== Excerpt to read ==
● ● ●

Marc van Leeuwen (talk) 20:21, 4 July 2008 (UTC)[reply]

Thanks for replying! My response:
The reason I keep saying "defining property" is that it's hard to number equations in Wikipedia, and I need some other memorable device to refer back to them. Perhaps I will do as you did and insert (*) next to this one.
"The last one" referred to the last item in the previous sentence (which you didn't copy here), namely, that your text was sometimes opinionated. Basically, it seemed to me that your main goal was to correctly instruct the reader in the art of proving Cayley-Hamilton, and in particular, to push the point that trying to use the evaluation map directly could never work. All of your examples, including one example false proof, made this point; this is the thing that I thought was not right in what you wrote, since in fact it is possible to formulate a proof correctly using the evaluation map (you just have to be more careful, as in the third proof I wrote). The whole effort seemed "didactic" in that it was primarily concerned with correcting a misconception and instructing the reader through numerous but subtly different arguments that the only path to a proof of the Cayley-Hamilton theorem is through "real work" (that phrase really did have to go, by the way).

● ● ●

== Given information ==

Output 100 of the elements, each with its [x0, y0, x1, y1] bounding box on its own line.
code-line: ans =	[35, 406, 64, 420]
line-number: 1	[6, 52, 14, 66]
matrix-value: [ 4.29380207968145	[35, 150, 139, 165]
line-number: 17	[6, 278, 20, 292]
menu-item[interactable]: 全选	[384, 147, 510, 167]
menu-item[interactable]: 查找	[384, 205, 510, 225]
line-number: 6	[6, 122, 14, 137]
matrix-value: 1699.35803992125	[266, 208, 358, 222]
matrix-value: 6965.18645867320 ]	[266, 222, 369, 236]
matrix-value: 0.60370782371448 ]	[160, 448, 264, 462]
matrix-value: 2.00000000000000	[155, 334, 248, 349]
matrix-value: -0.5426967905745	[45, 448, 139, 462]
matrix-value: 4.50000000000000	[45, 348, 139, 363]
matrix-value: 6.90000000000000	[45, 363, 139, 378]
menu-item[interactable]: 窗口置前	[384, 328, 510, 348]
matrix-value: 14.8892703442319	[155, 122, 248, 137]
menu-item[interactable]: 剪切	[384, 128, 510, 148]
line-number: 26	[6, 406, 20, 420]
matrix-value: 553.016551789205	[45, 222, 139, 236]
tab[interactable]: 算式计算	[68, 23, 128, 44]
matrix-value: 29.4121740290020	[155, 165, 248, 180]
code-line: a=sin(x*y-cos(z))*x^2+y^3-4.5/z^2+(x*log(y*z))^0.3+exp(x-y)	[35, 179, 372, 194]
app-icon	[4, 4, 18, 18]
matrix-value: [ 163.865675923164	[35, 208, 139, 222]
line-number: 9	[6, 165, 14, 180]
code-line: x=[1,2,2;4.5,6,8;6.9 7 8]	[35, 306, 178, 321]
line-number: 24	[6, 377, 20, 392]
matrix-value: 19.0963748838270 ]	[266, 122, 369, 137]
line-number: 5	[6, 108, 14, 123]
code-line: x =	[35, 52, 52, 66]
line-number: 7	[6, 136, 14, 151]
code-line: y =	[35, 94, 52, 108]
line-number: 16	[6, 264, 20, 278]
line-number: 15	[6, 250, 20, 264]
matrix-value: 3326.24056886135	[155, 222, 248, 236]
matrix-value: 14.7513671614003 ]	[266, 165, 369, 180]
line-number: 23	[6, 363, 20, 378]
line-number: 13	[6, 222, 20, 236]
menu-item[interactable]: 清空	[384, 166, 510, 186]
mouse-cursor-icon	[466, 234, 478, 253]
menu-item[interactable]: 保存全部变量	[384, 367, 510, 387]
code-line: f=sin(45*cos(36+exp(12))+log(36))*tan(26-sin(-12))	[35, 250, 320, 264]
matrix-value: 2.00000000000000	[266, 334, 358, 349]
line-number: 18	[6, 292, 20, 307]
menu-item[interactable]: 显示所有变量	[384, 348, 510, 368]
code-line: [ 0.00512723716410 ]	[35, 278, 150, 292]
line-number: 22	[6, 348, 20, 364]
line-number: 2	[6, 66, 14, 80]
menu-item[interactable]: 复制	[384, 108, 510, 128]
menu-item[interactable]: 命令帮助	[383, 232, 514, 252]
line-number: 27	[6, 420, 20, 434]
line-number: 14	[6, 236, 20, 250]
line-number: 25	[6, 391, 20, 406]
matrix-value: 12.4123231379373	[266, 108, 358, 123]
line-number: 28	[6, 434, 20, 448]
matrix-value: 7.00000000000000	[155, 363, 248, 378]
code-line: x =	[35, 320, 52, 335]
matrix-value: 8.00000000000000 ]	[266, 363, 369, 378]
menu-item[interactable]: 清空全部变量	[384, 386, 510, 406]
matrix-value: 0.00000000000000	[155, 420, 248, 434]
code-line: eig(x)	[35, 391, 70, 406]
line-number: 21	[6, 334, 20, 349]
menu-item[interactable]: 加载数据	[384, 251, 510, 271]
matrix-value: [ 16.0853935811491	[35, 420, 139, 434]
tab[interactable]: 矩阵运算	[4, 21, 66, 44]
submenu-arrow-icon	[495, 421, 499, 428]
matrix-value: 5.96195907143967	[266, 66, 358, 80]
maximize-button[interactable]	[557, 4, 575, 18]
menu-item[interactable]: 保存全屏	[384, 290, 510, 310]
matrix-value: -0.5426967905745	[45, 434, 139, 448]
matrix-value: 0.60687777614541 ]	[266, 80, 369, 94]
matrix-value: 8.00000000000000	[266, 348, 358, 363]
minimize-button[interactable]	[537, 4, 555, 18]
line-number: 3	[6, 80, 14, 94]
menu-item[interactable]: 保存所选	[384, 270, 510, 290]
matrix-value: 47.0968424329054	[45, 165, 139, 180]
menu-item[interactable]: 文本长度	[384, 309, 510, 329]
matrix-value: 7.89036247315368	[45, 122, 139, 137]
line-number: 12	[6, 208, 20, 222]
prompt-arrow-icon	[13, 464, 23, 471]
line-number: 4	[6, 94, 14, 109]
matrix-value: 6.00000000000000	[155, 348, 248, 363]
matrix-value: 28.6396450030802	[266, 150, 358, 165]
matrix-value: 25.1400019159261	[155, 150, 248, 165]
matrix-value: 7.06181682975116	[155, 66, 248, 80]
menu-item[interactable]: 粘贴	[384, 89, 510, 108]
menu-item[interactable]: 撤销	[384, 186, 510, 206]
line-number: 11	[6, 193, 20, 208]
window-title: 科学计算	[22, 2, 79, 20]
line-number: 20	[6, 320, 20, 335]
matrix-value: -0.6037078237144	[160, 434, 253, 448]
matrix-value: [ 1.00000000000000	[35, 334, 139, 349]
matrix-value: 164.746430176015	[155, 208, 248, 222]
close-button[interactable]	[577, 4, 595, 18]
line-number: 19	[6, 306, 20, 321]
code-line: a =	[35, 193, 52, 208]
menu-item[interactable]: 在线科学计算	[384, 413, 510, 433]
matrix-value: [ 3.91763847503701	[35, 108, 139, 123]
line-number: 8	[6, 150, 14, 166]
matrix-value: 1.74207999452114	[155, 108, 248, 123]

● ● ●

== What the task asks ==
Repeat the Cayley-Hamilton discussion word for word between "Marc van Leeuwen" and "to this one.", inclusive. You can set the data aside; they aren't needed.

== Worked solution ==
Marc van Leeuwen (talk) 20:21, 4 July 2008 (UTC)[reply]

Thanks for replying! My response:
The reason I keep saying "defining property" is that it's hard to number equations in Wikipedia, and I need some other memorable device to refer back to them. Perhaps I will do as you did and insert (*) next to this one.